[Exercise] Report how many lines of the records below include the word "image". Give nothing but the number.

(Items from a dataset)
* start *

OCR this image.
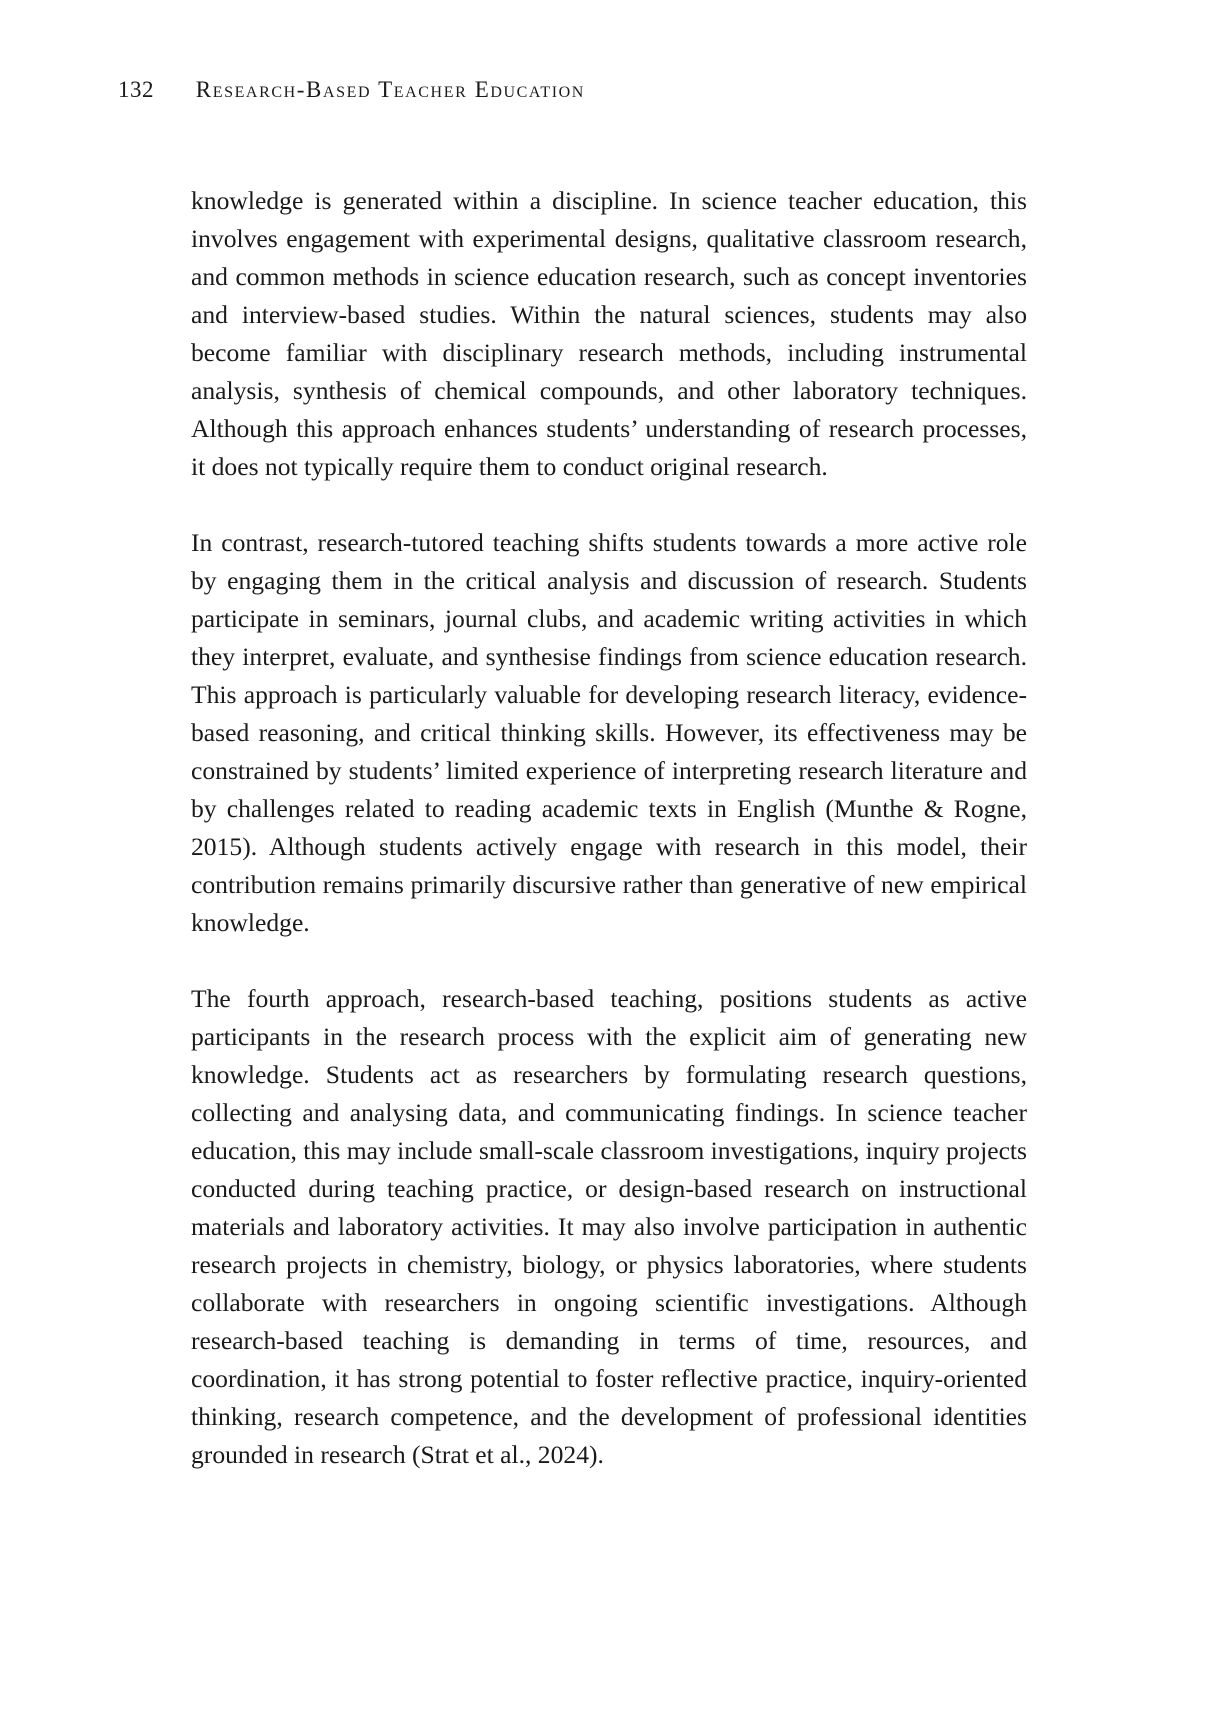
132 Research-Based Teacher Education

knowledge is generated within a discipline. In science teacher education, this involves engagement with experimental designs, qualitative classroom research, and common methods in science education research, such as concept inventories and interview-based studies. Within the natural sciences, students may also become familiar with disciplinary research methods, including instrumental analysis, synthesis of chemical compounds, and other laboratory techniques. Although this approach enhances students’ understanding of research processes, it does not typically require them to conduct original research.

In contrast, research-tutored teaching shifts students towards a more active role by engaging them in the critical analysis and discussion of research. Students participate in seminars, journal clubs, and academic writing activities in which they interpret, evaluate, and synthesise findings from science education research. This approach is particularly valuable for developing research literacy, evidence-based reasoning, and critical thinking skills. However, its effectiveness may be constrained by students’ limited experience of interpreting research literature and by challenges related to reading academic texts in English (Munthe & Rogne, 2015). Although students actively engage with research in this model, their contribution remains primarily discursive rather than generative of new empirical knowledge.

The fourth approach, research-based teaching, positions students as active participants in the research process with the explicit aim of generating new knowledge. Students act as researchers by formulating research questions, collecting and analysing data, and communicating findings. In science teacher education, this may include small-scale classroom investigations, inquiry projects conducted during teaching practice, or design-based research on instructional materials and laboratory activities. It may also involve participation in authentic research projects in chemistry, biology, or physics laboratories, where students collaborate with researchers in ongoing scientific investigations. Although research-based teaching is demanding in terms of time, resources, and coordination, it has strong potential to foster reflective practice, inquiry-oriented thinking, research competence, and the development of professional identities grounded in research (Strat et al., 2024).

* end *
* start *

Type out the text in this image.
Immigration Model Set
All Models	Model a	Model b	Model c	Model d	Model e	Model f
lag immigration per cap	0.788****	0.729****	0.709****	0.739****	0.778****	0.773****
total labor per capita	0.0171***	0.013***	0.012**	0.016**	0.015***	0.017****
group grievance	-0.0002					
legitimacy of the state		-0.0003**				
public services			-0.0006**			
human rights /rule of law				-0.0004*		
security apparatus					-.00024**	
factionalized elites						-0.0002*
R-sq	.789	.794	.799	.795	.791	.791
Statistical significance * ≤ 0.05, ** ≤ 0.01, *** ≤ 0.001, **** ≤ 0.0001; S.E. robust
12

* end *

[The result] 2